[INPUT ROWS start]

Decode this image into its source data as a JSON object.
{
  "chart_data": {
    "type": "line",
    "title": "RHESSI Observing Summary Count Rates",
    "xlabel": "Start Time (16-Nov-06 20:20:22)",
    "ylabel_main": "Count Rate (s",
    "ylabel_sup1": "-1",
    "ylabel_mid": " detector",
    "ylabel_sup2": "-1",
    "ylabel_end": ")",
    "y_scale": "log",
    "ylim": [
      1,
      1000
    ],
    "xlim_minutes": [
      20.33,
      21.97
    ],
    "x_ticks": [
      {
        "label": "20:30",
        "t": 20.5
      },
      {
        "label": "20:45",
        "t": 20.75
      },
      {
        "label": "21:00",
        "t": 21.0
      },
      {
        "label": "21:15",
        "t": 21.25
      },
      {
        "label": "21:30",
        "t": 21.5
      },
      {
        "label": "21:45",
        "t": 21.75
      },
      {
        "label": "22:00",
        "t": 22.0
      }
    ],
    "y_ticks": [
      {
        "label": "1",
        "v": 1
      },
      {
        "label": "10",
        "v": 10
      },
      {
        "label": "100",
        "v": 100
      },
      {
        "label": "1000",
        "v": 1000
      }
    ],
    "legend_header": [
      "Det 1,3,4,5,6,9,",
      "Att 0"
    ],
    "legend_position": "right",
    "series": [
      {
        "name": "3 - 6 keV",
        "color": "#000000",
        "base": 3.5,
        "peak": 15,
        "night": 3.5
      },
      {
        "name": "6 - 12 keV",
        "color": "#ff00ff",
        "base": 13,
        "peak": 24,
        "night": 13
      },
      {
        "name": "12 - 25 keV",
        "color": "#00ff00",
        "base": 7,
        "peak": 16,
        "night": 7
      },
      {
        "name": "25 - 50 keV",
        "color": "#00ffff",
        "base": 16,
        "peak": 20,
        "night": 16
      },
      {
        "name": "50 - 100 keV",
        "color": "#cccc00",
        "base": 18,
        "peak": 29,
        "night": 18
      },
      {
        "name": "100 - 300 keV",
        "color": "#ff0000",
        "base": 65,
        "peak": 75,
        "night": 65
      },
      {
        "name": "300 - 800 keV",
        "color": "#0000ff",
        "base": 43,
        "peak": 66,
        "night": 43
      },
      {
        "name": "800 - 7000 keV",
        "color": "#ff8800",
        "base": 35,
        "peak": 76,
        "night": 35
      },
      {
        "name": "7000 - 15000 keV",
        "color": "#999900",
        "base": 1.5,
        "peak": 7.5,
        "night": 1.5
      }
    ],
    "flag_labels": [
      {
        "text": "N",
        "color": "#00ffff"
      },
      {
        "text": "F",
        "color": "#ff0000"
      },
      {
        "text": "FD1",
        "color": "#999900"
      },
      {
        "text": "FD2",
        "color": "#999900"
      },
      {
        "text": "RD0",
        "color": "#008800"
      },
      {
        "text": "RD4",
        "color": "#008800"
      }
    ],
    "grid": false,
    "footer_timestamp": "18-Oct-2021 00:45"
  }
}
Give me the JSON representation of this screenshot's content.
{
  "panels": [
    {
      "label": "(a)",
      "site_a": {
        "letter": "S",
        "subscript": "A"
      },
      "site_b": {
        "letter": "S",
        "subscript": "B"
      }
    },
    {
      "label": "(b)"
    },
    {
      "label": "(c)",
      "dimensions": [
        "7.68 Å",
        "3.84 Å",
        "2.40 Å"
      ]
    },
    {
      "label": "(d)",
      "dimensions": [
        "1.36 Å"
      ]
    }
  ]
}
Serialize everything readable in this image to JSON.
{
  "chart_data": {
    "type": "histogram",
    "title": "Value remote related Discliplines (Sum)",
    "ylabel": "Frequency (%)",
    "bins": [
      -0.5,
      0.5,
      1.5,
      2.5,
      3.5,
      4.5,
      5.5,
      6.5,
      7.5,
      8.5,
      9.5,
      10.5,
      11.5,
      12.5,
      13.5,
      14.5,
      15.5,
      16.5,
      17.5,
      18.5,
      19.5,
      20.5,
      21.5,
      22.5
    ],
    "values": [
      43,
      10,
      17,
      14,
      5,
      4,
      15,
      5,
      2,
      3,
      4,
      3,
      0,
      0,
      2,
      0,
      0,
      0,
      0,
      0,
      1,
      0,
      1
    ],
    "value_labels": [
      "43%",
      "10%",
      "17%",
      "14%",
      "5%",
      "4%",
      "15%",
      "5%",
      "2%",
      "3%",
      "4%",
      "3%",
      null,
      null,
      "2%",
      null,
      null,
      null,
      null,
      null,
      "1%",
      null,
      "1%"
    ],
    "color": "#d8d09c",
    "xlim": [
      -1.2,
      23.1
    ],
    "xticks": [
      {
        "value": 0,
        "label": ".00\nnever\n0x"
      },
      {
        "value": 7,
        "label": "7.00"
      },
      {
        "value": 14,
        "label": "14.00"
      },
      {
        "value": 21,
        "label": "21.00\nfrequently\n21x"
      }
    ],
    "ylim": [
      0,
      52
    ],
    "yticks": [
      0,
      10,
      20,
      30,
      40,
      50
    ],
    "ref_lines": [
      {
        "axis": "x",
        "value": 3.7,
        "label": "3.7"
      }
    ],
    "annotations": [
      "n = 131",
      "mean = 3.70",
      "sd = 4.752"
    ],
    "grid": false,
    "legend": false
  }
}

[INPUT ROWS end]

> [YOUR GOAL] Exact copies of all the records are required.

> [THE RESULT]
Decode this image into its source data as a JSON object.
{
  "chart_data": {
    "type": "line",
    "title": "RHESSI Observing Summary Count Rates",
    "xlabel": "Start Time (16-Nov-06 20:20:22)",
    "ylabel_main": "Count Rate (s",
    "ylabel_sup1": "-1",
    "ylabel_mid": " detector",
    "ylabel_sup2": "-1",
    "ylabel_end": ")",
    "y_scale": "log",
    "ylim": [
      1,
      1000
    ],
    "xlim_minutes": [
      20.33,
      21.97
    ],
    "x_ticks": [
      {
        "label": "20:30",
        "t": 20.5
      },
      {
        "label": "20:45",
        "t": 20.75
      },
      {
        "label": "21:00",
        "t": 21.0
      },
      {
        "label": "21:15",
        "t": 21.25
      },
      {
        "label": "21:30",
        "t": 21.5
      },
      {
        "label": "21:45",
        "t": 21.75
      },
      {
        "label": "22:00",
        "t": 22.0
      }
    ],
    "y_ticks": [
      {
        "label": "1",
        "v": 1
      },
      {
        "label": "10",
        "v": 10
      },
      {
        "label": "100",
        "v": 100
      },
      {
        "label": "1000",
        "v": 1000
      }
    ],
    "legend_header": [
      "Det 1,3,4,5,6,9,",
      "Att 0"
    ],
    "legend_position": "right",
    "series": [
      {
        "name": "3 - 6 keV",
        "color": "#000000",
        "base": 3.5,
        "peak": 15,
        "night": 3.5
      },
      {
        "name": "6 - 12 keV",
        "color": "#ff00ff",
        "base": 13,
        "peak": 24,
        "night": 13
      },
      {
        "name": "12 - 25 keV",
        "color": "#00ff00",
        "base": 7,
        "peak": 16,
        "night": 7
      },
      {
        "name": "25 - 50 keV",
        "color": "#00ffff",
        "base": 16,
        "peak": 20,
        "night": 16
      },
      {
        "name": "50 - 100 keV",
        "color": "#cccc00",
        "base": 18,
        "peak": 29,
        "night": 18
      },
      {
        "name": "100 - 300 keV",
        "color": "#ff0000",
        "base": 65,
        "peak": 75,
        "night": 65
      },
      {
        "name": "300 - 800 keV",
        "color": "#0000ff",
        "base": 43,
        "peak": 66,
        "night": 43
      },
      {
        "name": "800 - 7000 keV",
        "color": "#ff8800",
        "base": 35,
        "peak": 76,
        "night": 35
      },
      {
        "name": "7000 - 15000 keV",
        "color": "#999900",
        "base": 1.5,
        "peak": 7.5,
        "night": 1.5
      }
    ],
    "flag_labels": [
      {
        "text": "N",
        "color": "#00ffff"
      },
      {
        "text": "F",
        "color": "#ff0000"
      },
      {
        "text": "FD1",
        "color": "#999900"
      },
      {
        "text": "FD2",
        "color": "#999900"
      },
      {
        "text": "RD0",
        "color": "#008800"
      },
      {
        "text": "RD4",
        "color": "#008800"
      }
    ],
    "grid": false,
    "footer_timestamp": "18-Oct-2021 00:45"
  }
}
Give me the JSON representation of this screenshot's content.
{
  "panels": [
    {
      "label": "(a)",
      "site_a": {
        "letter": "S",
        "subscript": "A"
      },
      "site_b": {
        "letter": "S",
        "subscript": "B"
      }
    },
    {
      "label": "(b)"
    },
    {
      "label": "(c)",
      "dimensions": [
        "7.68 Å",
        "3.84 Å",
        "2.40 Å"
      ]
    },
    {
      "label": "(d)",
      "dimensions": [
        "1.36 Å"
      ]
    }
  ]
}
Serialize everything readable in this image to JSON.
{
  "chart_data": {
    "type": "histogram",
    "title": "Value remote related Discliplines (Sum)",
    "ylabel": "Frequency (%)",
    "bins": [
      -0.5,
      0.5,
      1.5,
      2.5,
      3.5,
      4.5,
      5.5,
      6.5,
      7.5,
      8.5,
      9.5,
      10.5,
      11.5,
      12.5,
      13.5,
      14.5,
      15.5,
      16.5,
      17.5,
      18.5,
      19.5,
      20.5,
      21.5,
      22.5
    ],
    "values": [
      43,
      10,
      17,
      14,
      5,
      4,
      15,
      5,
      2,
      3,
      4,
      3,
      0,
      0,
      2,
      0,
      0,
      0,
      0,
      0,
      1,
      0,
      1
    ],
    "value_labels": [
      "43%",
      "10%",
      "17%",
      "14%",
      "5%",
      "4%",
      "15%",
      "5%",
      "2%",
      "3%",
      "4%",
      "3%",
      null,
      null,
      "2%",
      null,
      null,
      null,
      null,
      null,
      "1%",
      null,
      "1%"
    ],
    "color": "#d8d09c",
    "xlim": [
      -1.2,
      23.1
    ],
    "xticks": [
      {
        "value": 0,
        "label": ".00\nnever\n0x"
      },
      {
        "value": 7,
        "label": "7.00"
      },
      {
        "value": 14,
        "label": "14.00"
      },
      {
        "value": 21,
        "label": "21.00\nfrequently\n21x"
      }
    ],
    "ylim": [
      0,
      52
    ],
    "yticks": [
      0,
      10,
      20,
      30,
      40,
      50
    ],
    "ref_lines": [
      {
        "axis": "x",
        "value": 3.7,
        "label": "3.7"
      }
    ],
    "annotations": [
      "n = 131",
      "mean = 3.70",
      "sd = 4.752"
    ],
    "grid": false,
    "legend": false
  }
}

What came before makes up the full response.